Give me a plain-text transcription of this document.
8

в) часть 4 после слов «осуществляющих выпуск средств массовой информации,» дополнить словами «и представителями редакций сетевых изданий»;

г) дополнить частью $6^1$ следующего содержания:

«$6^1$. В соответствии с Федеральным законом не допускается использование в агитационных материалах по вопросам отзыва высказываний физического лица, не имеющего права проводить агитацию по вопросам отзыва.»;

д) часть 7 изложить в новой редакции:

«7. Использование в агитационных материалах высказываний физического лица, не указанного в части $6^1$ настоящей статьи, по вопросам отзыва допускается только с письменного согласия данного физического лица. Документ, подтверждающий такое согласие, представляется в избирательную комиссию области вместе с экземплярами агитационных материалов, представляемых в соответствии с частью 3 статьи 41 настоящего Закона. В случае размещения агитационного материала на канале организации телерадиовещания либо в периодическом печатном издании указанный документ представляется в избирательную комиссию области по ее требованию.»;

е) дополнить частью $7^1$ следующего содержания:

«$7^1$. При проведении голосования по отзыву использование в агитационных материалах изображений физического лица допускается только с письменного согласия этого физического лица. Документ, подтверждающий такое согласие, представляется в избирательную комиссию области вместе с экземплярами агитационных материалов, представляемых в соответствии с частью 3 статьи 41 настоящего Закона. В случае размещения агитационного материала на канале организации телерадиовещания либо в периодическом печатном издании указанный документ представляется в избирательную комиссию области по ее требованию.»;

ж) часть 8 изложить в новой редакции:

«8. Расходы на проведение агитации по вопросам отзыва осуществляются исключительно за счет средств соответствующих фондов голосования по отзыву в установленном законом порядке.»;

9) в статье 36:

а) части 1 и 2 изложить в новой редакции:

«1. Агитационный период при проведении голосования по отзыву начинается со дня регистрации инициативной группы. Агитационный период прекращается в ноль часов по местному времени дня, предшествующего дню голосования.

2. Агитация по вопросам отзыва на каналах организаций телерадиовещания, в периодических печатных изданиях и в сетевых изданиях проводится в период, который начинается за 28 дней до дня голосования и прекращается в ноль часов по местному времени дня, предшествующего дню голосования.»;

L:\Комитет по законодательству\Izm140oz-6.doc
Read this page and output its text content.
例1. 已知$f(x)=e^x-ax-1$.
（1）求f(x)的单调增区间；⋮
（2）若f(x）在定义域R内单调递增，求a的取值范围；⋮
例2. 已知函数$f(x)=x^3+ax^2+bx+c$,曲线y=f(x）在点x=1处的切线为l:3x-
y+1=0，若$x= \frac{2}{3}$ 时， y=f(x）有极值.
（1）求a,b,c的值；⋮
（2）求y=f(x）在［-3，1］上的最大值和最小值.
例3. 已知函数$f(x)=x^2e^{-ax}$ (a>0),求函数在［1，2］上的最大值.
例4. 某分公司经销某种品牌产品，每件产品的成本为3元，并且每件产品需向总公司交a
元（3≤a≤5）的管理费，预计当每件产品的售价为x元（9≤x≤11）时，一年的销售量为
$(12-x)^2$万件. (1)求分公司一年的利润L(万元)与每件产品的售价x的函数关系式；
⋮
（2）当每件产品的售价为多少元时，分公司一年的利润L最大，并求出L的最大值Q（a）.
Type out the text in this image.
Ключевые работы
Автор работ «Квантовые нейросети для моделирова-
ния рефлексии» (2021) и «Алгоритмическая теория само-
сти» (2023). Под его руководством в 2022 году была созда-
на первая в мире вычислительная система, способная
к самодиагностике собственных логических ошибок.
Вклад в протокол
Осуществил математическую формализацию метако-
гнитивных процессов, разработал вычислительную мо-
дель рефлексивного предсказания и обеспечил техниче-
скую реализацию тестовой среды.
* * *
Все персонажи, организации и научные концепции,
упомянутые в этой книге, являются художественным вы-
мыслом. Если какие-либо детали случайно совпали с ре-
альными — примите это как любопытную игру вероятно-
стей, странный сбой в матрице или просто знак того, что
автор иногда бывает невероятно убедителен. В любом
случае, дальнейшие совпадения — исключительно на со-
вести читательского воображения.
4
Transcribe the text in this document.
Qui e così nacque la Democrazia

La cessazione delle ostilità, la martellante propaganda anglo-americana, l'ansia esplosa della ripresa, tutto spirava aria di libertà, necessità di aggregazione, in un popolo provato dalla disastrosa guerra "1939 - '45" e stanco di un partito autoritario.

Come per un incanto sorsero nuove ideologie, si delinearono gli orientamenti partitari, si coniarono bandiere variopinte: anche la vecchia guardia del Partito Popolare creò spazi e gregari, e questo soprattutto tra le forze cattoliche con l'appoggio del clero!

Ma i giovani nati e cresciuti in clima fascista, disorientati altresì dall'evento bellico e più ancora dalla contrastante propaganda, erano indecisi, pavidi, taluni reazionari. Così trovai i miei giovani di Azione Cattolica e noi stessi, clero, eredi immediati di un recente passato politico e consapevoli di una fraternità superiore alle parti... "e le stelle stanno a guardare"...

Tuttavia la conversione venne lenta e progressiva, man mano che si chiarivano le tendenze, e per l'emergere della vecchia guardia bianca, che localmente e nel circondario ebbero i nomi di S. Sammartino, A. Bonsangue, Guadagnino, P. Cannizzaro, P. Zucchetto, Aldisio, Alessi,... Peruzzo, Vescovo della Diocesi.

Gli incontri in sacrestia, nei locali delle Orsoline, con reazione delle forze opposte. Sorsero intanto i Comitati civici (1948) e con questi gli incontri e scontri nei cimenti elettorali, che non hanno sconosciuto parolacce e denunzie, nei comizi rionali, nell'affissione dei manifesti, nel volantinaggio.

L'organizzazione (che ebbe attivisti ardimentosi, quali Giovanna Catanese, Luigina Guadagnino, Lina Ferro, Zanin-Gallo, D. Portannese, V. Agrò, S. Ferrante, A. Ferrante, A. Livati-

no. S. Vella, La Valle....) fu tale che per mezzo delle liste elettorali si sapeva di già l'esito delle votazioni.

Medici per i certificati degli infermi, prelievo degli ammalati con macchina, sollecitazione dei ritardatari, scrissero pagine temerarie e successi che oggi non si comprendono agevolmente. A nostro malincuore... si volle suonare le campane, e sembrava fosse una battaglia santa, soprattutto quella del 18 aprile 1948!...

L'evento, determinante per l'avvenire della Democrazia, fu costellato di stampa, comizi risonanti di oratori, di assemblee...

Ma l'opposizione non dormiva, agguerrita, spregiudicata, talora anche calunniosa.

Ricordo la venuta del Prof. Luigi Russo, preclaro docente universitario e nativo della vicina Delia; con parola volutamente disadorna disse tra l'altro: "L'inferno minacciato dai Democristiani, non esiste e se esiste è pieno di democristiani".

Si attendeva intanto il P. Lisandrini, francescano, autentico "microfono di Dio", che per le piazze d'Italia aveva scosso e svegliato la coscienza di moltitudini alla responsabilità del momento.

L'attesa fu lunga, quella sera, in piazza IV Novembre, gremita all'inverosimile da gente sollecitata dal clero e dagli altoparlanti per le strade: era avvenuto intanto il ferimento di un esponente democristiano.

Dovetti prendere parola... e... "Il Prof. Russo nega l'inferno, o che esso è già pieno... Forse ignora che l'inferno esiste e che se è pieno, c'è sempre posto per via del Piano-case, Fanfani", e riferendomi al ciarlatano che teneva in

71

▸ **Problem statement**
Each record above should be repeated exactly as it appears.

▸ **Complete output**
Give me a plain-text transcription of this document.
8

в) часть 4 после слов «осуществляющих выпуск средств массовой информации,» дополнить словами «и представителями редакций сетевых изданий»;

г) дополнить частью $6^1$ следующего содержания:

«$6^1$. В соответствии с Федеральным законом не допускается использование в агитационных материалах по вопросам отзыва высказываний физического лица, не имеющего права проводить агитацию по вопросам отзыва.»;

д) часть 7 изложить в новой редакции:

«7. Использование в агитационных материалах высказываний физического лица, не указанного в части $6^1$ настоящей статьи, по вопросам отзыва допускается только с письменного согласия данного физического лица. Документ, подтверждающий такое согласие, представляется в избирательную комиссию области вместе с экземплярами агитационных материалов, представляемых в соответствии с частью 3 статьи 41 настоящего Закона. В случае размещения агитационного материала на канале организации телерадиовещания либо в периодическом печатном издании указанный документ представляется в избирательную комиссию области по ее требованию.»;

е) дополнить частью $7^1$ следующего содержания:

«$7^1$. При проведении голосования по отзыву использование в агитационных материалах изображений физического лица допускается только с письменного согласия этого физического лица. Документ, подтверждающий такое согласие, представляется в избирательную комиссию области вместе с экземплярами агитационных материалов, представляемых в соответствии с частью 3 статьи 41 настоящего Закона. В случае размещения агитационного материала на канале организации телерадиовещания либо в периодическом печатном издании указанный документ представляется в избирательную комиссию области по ее требованию.»;

ж) часть 8 изложить в новой редакции:

«8. Расходы на проведение агитации по вопросам отзыва осуществляются исключительно за счет средств соответствующих фондов голосования по отзыву в установленном законом порядке.»;

9) в статье 36:

а) части 1 и 2 изложить в новой редакции:

«1. Агитационный период при проведении голосования по отзыву начинается со дня регистрации инициативной группы. Агитационный период прекращается в ноль часов по местному времени дня, предшествующего дню голосования.

2. Агитация по вопросам отзыва на каналах организаций телерадиовещания, в периодических печатных изданиях и в сетевых изданиях проводится в период, который начинается за 28 дней до дня голосования и прекращается в ноль часов по местному времени дня, предшествующего дню голосования.»;

L:\Комитет по законодательству\Izm140oz-6.doc
Read this page and output its text content.
例1. 已知$f(x)=e^x-ax-1$.
（1）求f(x)的单调增区间；⋮
（2）若f(x）在定义域R内单调递增，求a的取值范围；⋮
例2. 已知函数$f(x)=x^3+ax^2+bx+c$,曲线y=f(x）在点x=1处的切线为l:3x-
y+1=0，若$x= \frac{2}{3}$ 时， y=f(x）有极值.
（1）求a,b,c的值；⋮
（2）求y=f(x）在［-3，1］上的最大值和最小值.
例3. 已知函数$f(x)=x^2e^{-ax}$ (a>0),求函数在［1，2］上的最大值.
例4. 某分公司经销某种品牌产品，每件产品的成本为3元，并且每件产品需向总公司交a
元（3≤a≤5）的管理费，预计当每件产品的售价为x元（9≤x≤11）时，一年的销售量为
$(12-x)^2$万件. (1)求分公司一年的利润L(万元)与每件产品的售价x的函数关系式；
⋮
（2）当每件产品的售价为多少元时，分公司一年的利润L最大，并求出L的最大值Q（a）.
Type out the text in this image.
Ключевые работы
Автор работ «Квантовые нейросети для моделирова-
ния рефлексии» (2021) и «Алгоритмическая теория само-
сти» (2023). Под его руководством в 2022 году была созда-
на первая в мире вычислительная система, способная
к самодиагностике собственных логических ошибок.
Вклад в протокол
Осуществил математическую формализацию метако-
гнитивных процессов, разработал вычислительную мо-
дель рефлексивного предсказания и обеспечил техниче-
скую реализацию тестовой среды.
* * *
Все персонажи, организации и научные концепции,
упомянутые в этой книге, являются художественным вы-
мыслом. Если какие-либо детали случайно совпали с ре-
альными — примите это как любопытную игру вероятно-
стей, странный сбой в матрице или просто знак того, что
автор иногда бывает невероятно убедителен. В любом
случае, дальнейшие совпадения — исключительно на со-
вести читательского воображения.
4
Transcribe the text in this document.
Qui e così nacque la Democrazia

La cessazione delle ostilità, la martellante propaganda anglo-americana, l'ansia esplosa della ripresa, tutto spirava aria di libertà, necessità di aggregazione, in un popolo provato dalla disastrosa guerra "1939 - '45" e stanco di un partito autoritario.

Come per un incanto sorsero nuove ideologie, si delinearono gli orientamenti partitari, si coniarono bandiere variopinte: anche la vecchia guardia del Partito Popolare creò spazi e gregari, e questo soprattutto tra le forze cattoliche con l'appoggio del clero!

Ma i giovani nati e cresciuti in clima fascista, disorientati altresì dall'evento bellico e più ancora dalla contrastante propaganda, erano indecisi, pavidi, taluni reazionari. Così trovai i miei giovani di Azione Cattolica e noi stessi, clero, eredi immediati di un recente passato politico e consapevoli di una fraternità superiore alle parti... "e le stelle stanno a guardare"...

Tuttavia la conversione venne lenta e progressiva, man mano che si chiarivano le tendenze, e per l'emergere della vecchia guardia bianca, che localmente e nel circondario ebbero i nomi di S. Sammartino, A. Bonsangue, Guadagnino, P. Cannizzaro, P. Zucchetto, Aldisio, Alessi,... Peruzzo, Vescovo della Diocesi.

Gli incontri in sacrestia, nei locali delle Orsoline, con reazione delle forze opposte. Sorsero intanto i Comitati civici (1948) e con questi gli incontri e scontri nei cimenti elettorali, che non hanno sconosciuto parolacce e denunzie, nei comizi rionali, nell'affissione dei manifesti, nel volantinaggio.

L'organizzazione (che ebbe attivisti ardimentosi, quali Giovanna Catanese, Luigina Guadagnino, Lina Ferro, Zanin-Gallo, D. Portannese, V. Agrò, S. Ferrante, A. Ferrante, A. Livati-

no. S. Vella, La Valle....) fu tale che per mezzo delle liste elettorali si sapeva di già l'esito delle votazioni.

Medici per i certificati degli infermi, prelievo degli ammalati con macchina, sollecitazione dei ritardatari, scrissero pagine temerarie e successi che oggi non si comprendono agevolmente. A nostro malincuore... si volle suonare le campane, e sembrava fosse una battaglia santa, soprattutto quella del 18 aprile 1948!...

L'evento, determinante per l'avvenire della Democrazia, fu costellato di stampa, comizi risonanti di oratori, di assemblee...

Ma l'opposizione non dormiva, agguerrita, spregiudicata, talora anche calunniosa.

Ricordo la venuta del Prof. Luigi Russo, preclaro docente universitario e nativo della vicina Delia; con parola volutamente disadorna disse tra l'altro: "L'inferno minacciato dai Democristiani, non esiste e se esiste è pieno di democristiani".

Si attendeva intanto il P. Lisandrini, francescano, autentico "microfono di Dio", che per le piazze d'Italia aveva scosso e svegliato la coscienza di moltitudini alla responsabilità del momento.

L'attesa fu lunga, quella sera, in piazza IV Novembre, gremita all'inverosimile da gente sollecitata dal clero e dagli altoparlanti per le strade: era avvenuto intanto il ferimento di un esponente democristiano.

Dovetti prendere parola... e... "Il Prof. Russo nega l'inferno, o che esso è già pieno... Forse ignora che l'inferno esiste e che se è pieno, c'è sempre posto per via del Piano-case, Fanfani", e riferendomi al ciarlatano che teneva in

71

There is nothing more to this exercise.